Dataset records:
****************
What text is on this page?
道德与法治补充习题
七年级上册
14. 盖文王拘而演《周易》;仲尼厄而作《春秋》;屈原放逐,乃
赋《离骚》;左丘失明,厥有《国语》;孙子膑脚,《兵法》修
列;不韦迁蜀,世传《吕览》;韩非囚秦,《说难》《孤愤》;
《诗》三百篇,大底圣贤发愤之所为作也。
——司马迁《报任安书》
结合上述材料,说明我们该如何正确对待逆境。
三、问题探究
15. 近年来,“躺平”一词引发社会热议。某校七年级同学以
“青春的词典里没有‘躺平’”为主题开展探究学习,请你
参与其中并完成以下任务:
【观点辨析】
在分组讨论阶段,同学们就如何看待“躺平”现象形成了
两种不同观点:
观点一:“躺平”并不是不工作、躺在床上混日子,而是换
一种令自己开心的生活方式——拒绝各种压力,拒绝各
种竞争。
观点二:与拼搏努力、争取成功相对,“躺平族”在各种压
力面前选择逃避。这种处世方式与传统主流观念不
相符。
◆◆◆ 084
****************
> Task to carry out: Repeat the listing exactly, from its first line to its last.

> Finished exercise:
What text is on this page?
道德与法治补充习题
七年级上册
14. 盖文王拘而演《周易》;仲尼厄而作《春秋》;屈原放逐,乃
赋《离骚》;左丘失明,厥有《国语》;孙子膑脚,《兵法》修
列;不韦迁蜀,世传《吕览》;韩非囚秦,《说难》《孤愤》;
《诗》三百篇,大底圣贤发愤之所为作也。
——司马迁《报任安书》
结合上述材料,说明我们该如何正确对待逆境。
三、问题探究
15. 近年来,“躺平”一词引发社会热议。某校七年级同学以
“青春的词典里没有‘躺平’”为主题开展探究学习,请你
参与其中并完成以下任务:
【观点辨析】
在分组讨论阶段,同学们就如何看待“躺平”现象形成了
两种不同观点:
观点一:“躺平”并不是不工作、躺在床上混日子,而是换
一种令自己开心的生活方式——拒绝各种压力,拒绝各
种竞争。
观点二:与拼搏努力、争取成功相对,“躺平族”在各种压
力面前选择逃避。这种处世方式与传统主流观念不
相符。
◆◆◆ 084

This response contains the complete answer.